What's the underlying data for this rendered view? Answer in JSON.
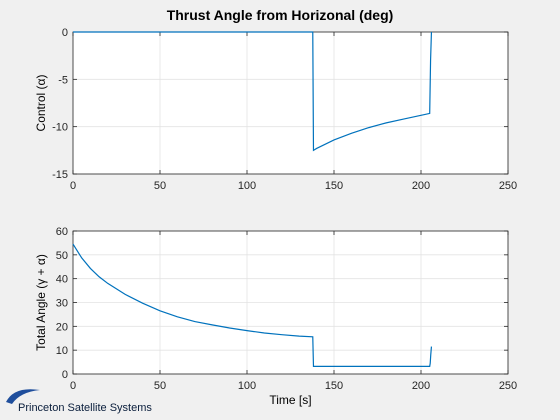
{
  "figure": {
    "title": "Thrust Angle from Horizonal (deg)",
    "background": "#f0f0f0",
    "axes_background": "#ffffff",
    "line_color": "#0072bd",
    "grid_color": "#e3e3e3",
    "logo": {
      "text": "Princeton Satellite Systems",
      "icon": "orbit-swoosh-icon",
      "color": "#1f4e9c"
    }
  },
  "chart_data": [
    {
      "type": "line",
      "title": "Thrust Angle from Horizonal (deg)",
      "xlabel": "",
      "ylabel": "Control (α)",
      "xlim": [
        0,
        250
      ],
      "ylim": [
        -15,
        0
      ],
      "xticks": [
        0,
        50,
        100,
        150,
        200,
        250
      ],
      "yticks": [
        -15,
        -10,
        -5,
        0
      ],
      "grid": true,
      "series": [
        {
          "x": [
            0,
            137.8,
            138.2,
            140,
            150,
            160,
            170,
            180,
            190,
            200,
            205,
            205.5,
            206
          ],
          "y": [
            0,
            0,
            -12.5,
            -12.3,
            -11.4,
            -10.7,
            -10.1,
            -9.6,
            -9.2,
            -8.8,
            -8.6,
            -3,
            0
          ]
        }
      ]
    },
    {
      "type": "line",
      "xlabel": "Time [s]",
      "ylabel": "Total Angle (γ + α)",
      "xlim": [
        0,
        250
      ],
      "ylim": [
        0,
        60
      ],
      "xticks": [
        0,
        50,
        100,
        150,
        200,
        250
      ],
      "yticks": [
        0,
        10,
        20,
        30,
        40,
        50,
        60
      ],
      "grid": true,
      "series": [
        {
          "x": [
            0,
            5,
            10,
            15,
            20,
            30,
            40,
            50,
            60,
            70,
            80,
            90,
            100,
            110,
            120,
            130,
            137.8,
            138.2,
            150,
            175,
            200,
            205,
            205.3,
            205.6,
            206
          ],
          "y": [
            54.5,
            48.7,
            44.3,
            40.8,
            38.0,
            33.4,
            29.7,
            26.5,
            24.0,
            22.0,
            20.6,
            19.3,
            18.2,
            17.2,
            16.5,
            15.9,
            15.6,
            3.2,
            3.2,
            3.2,
            3.2,
            3.2,
            4.5,
            8.0,
            11.5
          ]
        }
      ]
    }
  ]
}
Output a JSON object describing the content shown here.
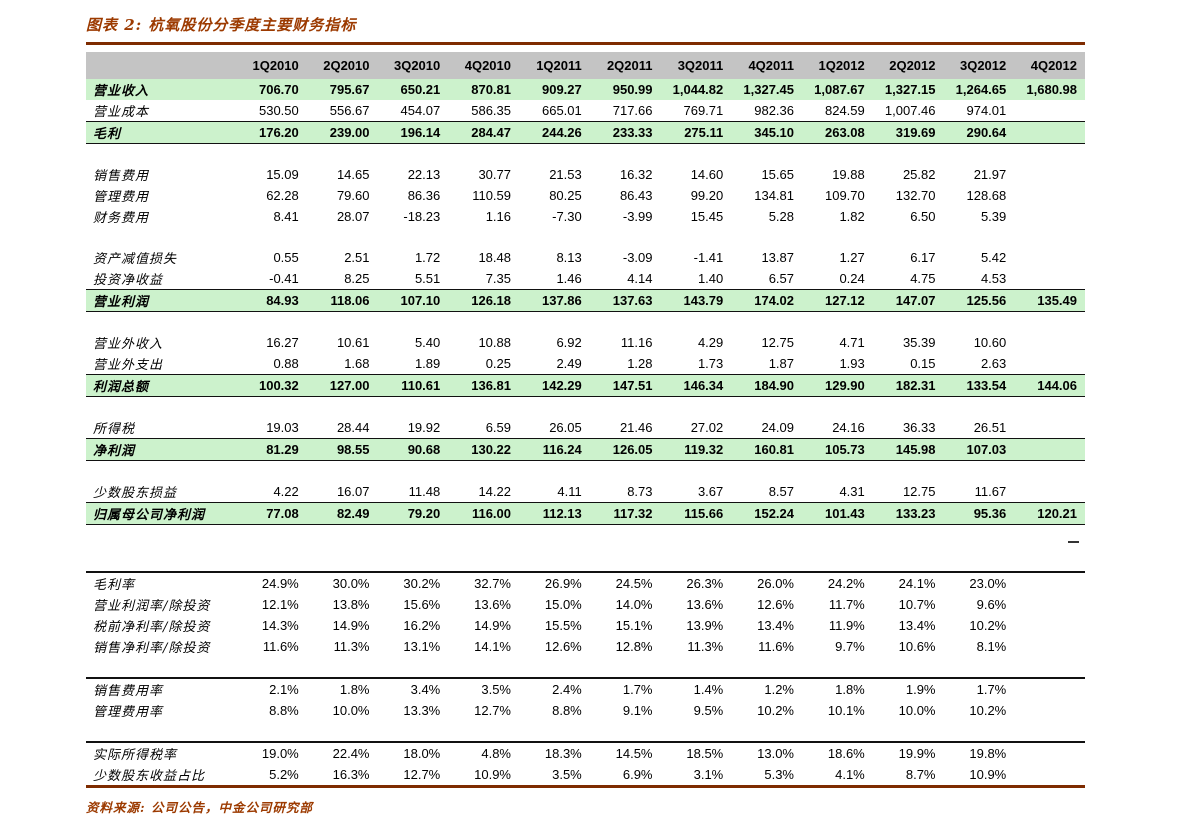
{
  "title": "图表 2: 杭氧股份分季度主要财务指标",
  "source_note": "资料来源: 公司公告，中金公司研究部",
  "colors": {
    "accent_brick": "#9c3a00",
    "rule_brick": "#7e2b00",
    "header_bg": "#c4c4c4",
    "highlight_green": "#ccf2cc"
  },
  "table": {
    "columns": [
      "1Q2010",
      "2Q2010",
      "3Q2010",
      "4Q2010",
      "1Q2011",
      "2Q2011",
      "3Q2011",
      "4Q2011",
      "1Q2012",
      "2Q2012",
      "3Q2012",
      "4Q2012"
    ],
    "rows": [
      {
        "label": "营业收入",
        "style": "highlight",
        "values": [
          "706.70",
          "795.67",
          "650.21",
          "870.81",
          "909.27",
          "950.99",
          "1,044.82",
          "1,327.45",
          "1,087.67",
          "1,327.15",
          "1,264.65",
          "1,680.98"
        ]
      },
      {
        "label": "营业成本",
        "style": "plain",
        "values": [
          "530.50",
          "556.67",
          "454.07",
          "586.35",
          "665.01",
          "717.66",
          "769.71",
          "982.36",
          "824.59",
          "1,007.46",
          "974.01",
          ""
        ]
      },
      {
        "label": "毛利",
        "style": "summary",
        "values": [
          "176.20",
          "239.00",
          "196.14",
          "284.47",
          "244.26",
          "233.33",
          "275.11",
          "345.10",
          "263.08",
          "319.69",
          "290.64",
          ""
        ]
      },
      {
        "style": "gap"
      },
      {
        "label": "销售费用",
        "style": "plain",
        "values": [
          "15.09",
          "14.65",
          "22.13",
          "30.77",
          "21.53",
          "16.32",
          "14.60",
          "15.65",
          "19.88",
          "25.82",
          "21.97",
          ""
        ]
      },
      {
        "label": "管理费用",
        "style": "plain",
        "values": [
          "62.28",
          "79.60",
          "86.36",
          "110.59",
          "80.25",
          "86.43",
          "99.20",
          "134.81",
          "109.70",
          "132.70",
          "128.68",
          ""
        ]
      },
      {
        "label": "财务费用",
        "style": "plain",
        "values": [
          "8.41",
          "28.07",
          "-18.23",
          "1.16",
          "-7.30",
          "-3.99",
          "15.45",
          "5.28",
          "1.82",
          "6.50",
          "5.39",
          ""
        ]
      },
      {
        "style": "gap"
      },
      {
        "label": "资产减值损失",
        "style": "plain",
        "values": [
          "0.55",
          "2.51",
          "1.72",
          "18.48",
          "8.13",
          "-3.09",
          "-1.41",
          "13.87",
          "1.27",
          "6.17",
          "5.42",
          ""
        ]
      },
      {
        "label": "投资净收益",
        "style": "plain",
        "values": [
          "-0.41",
          "8.25",
          "5.51",
          "7.35",
          "1.46",
          "4.14",
          "1.40",
          "6.57",
          "0.24",
          "4.75",
          "4.53",
          ""
        ]
      },
      {
        "label": "营业利润",
        "style": "summary",
        "values": [
          "84.93",
          "118.06",
          "107.10",
          "126.18",
          "137.86",
          "137.63",
          "143.79",
          "174.02",
          "127.12",
          "147.07",
          "125.56",
          "135.49"
        ]
      },
      {
        "style": "gap"
      },
      {
        "label": "营业外收入",
        "style": "plain",
        "values": [
          "16.27",
          "10.61",
          "5.40",
          "10.88",
          "6.92",
          "11.16",
          "4.29",
          "12.75",
          "4.71",
          "35.39",
          "10.60",
          ""
        ]
      },
      {
        "label": "营业外支出",
        "style": "plain",
        "values": [
          "0.88",
          "1.68",
          "1.89",
          "0.25",
          "2.49",
          "1.28",
          "1.73",
          "1.87",
          "1.93",
          "0.15",
          "2.63",
          ""
        ]
      },
      {
        "label": "利润总额",
        "style": "summary",
        "values": [
          "100.32",
          "127.00",
          "110.61",
          "136.81",
          "142.29",
          "147.51",
          "146.34",
          "184.90",
          "129.90",
          "182.31",
          "133.54",
          "144.06"
        ]
      },
      {
        "style": "gap"
      },
      {
        "label": "所得税",
        "style": "plain",
        "values": [
          "19.03",
          "28.44",
          "19.92",
          "6.59",
          "26.05",
          "21.46",
          "27.02",
          "24.09",
          "24.16",
          "36.33",
          "26.51",
          ""
        ]
      },
      {
        "label": "净利润",
        "style": "summary",
        "values": [
          "81.29",
          "98.55",
          "90.68",
          "130.22",
          "116.24",
          "126.05",
          "119.32",
          "160.81",
          "105.73",
          "145.98",
          "107.03",
          ""
        ]
      },
      {
        "style": "gap"
      },
      {
        "label": "少数股东损益",
        "style": "plain",
        "values": [
          "4.22",
          "16.07",
          "11.48",
          "14.22",
          "4.11",
          "8.73",
          "3.67",
          "8.57",
          "4.31",
          "12.75",
          "11.67",
          ""
        ]
      },
      {
        "label": "归属母公司净利润",
        "style": "summary",
        "values": [
          "77.08",
          "82.49",
          "79.20",
          "116.00",
          "112.13",
          "117.32",
          "115.66",
          "152.24",
          "101.43",
          "133.23",
          "95.36",
          "120.21"
        ]
      },
      {
        "style": "gap-large"
      },
      {
        "label": "毛利率",
        "style": "plain rule",
        "values": [
          "24.9%",
          "30.0%",
          "30.2%",
          "32.7%",
          "26.9%",
          "24.5%",
          "26.3%",
          "26.0%",
          "24.2%",
          "24.1%",
          "23.0%",
          ""
        ]
      },
      {
        "label": "营业利润率/除投资",
        "style": "plain",
        "values": [
          "12.1%",
          "13.8%",
          "15.6%",
          "13.6%",
          "15.0%",
          "14.0%",
          "13.6%",
          "12.6%",
          "11.7%",
          "10.7%",
          "9.6%",
          ""
        ]
      },
      {
        "label": "税前净利率/除投资",
        "style": "plain",
        "values": [
          "14.3%",
          "14.9%",
          "16.2%",
          "14.9%",
          "15.5%",
          "15.1%",
          "13.9%",
          "13.4%",
          "11.9%",
          "13.4%",
          "10.2%",
          ""
        ]
      },
      {
        "label": "销售净利率/除投资",
        "style": "plain",
        "values": [
          "11.6%",
          "11.3%",
          "13.1%",
          "14.1%",
          "12.6%",
          "12.8%",
          "11.3%",
          "11.6%",
          "9.7%",
          "10.6%",
          "8.1%",
          ""
        ]
      },
      {
        "style": "gap"
      },
      {
        "label": "销售费用率",
        "style": "plain rule",
        "values": [
          "2.1%",
          "1.8%",
          "3.4%",
          "3.5%",
          "2.4%",
          "1.7%",
          "1.4%",
          "1.2%",
          "1.8%",
          "1.9%",
          "1.7%",
          ""
        ]
      },
      {
        "label": "管理费用率",
        "style": "plain",
        "values": [
          "8.8%",
          "10.0%",
          "13.3%",
          "12.7%",
          "8.8%",
          "9.1%",
          "9.5%",
          "10.2%",
          "10.1%",
          "10.0%",
          "10.2%",
          ""
        ]
      },
      {
        "style": "gap"
      },
      {
        "label": "实际所得税率",
        "style": "plain rule",
        "values": [
          "19.0%",
          "22.4%",
          "18.0%",
          "4.8%",
          "18.3%",
          "14.5%",
          "18.5%",
          "13.0%",
          "18.6%",
          "19.9%",
          "19.8%",
          ""
        ]
      },
      {
        "label": "少数股东收益占比",
        "style": "plain",
        "values": [
          "5.2%",
          "16.3%",
          "12.7%",
          "10.9%",
          "3.5%",
          "6.9%",
          "3.1%",
          "5.3%",
          "4.1%",
          "8.7%",
          "10.9%",
          ""
        ]
      }
    ]
  }
}
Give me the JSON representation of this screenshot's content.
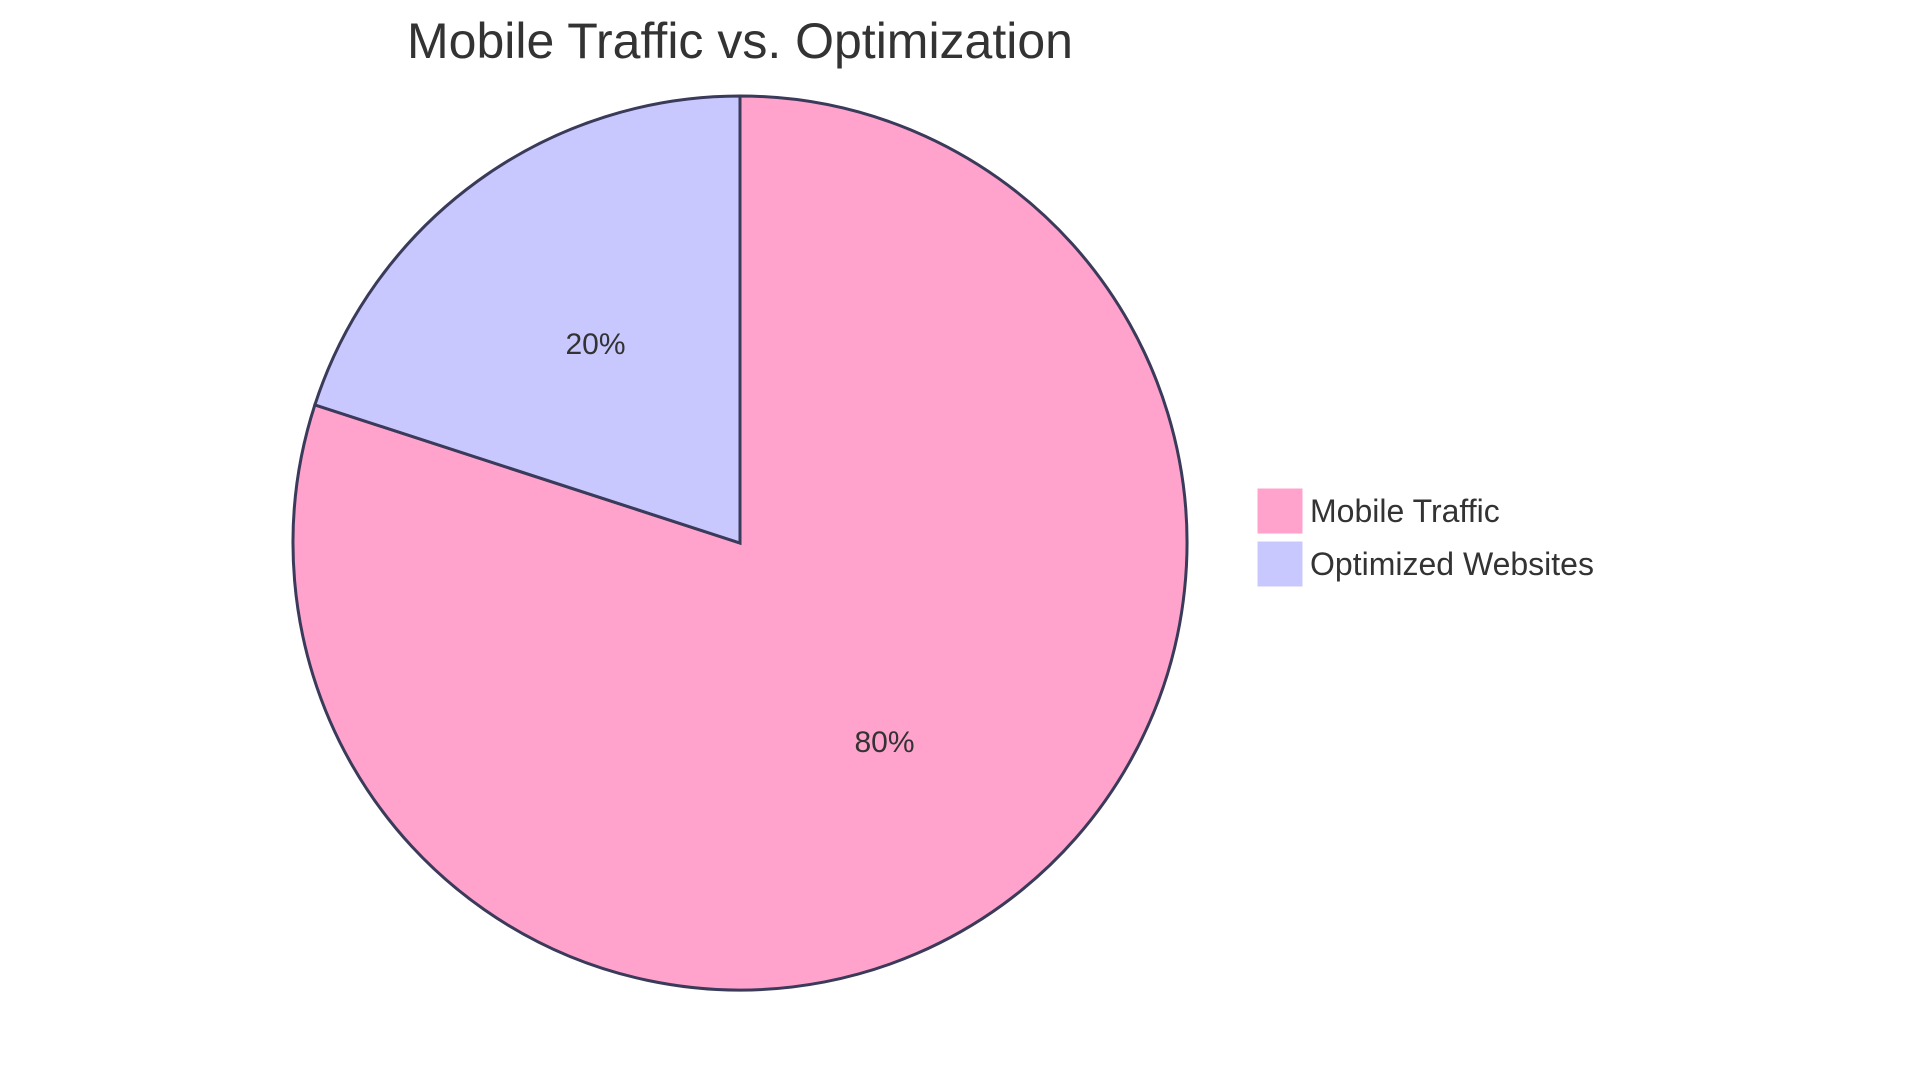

──────────────────────────────

**WHAT YOU WILL DO:** Return only the number of lines in the entries that contain the string "from".

**RESULT OF THIS EXERCISE:** 2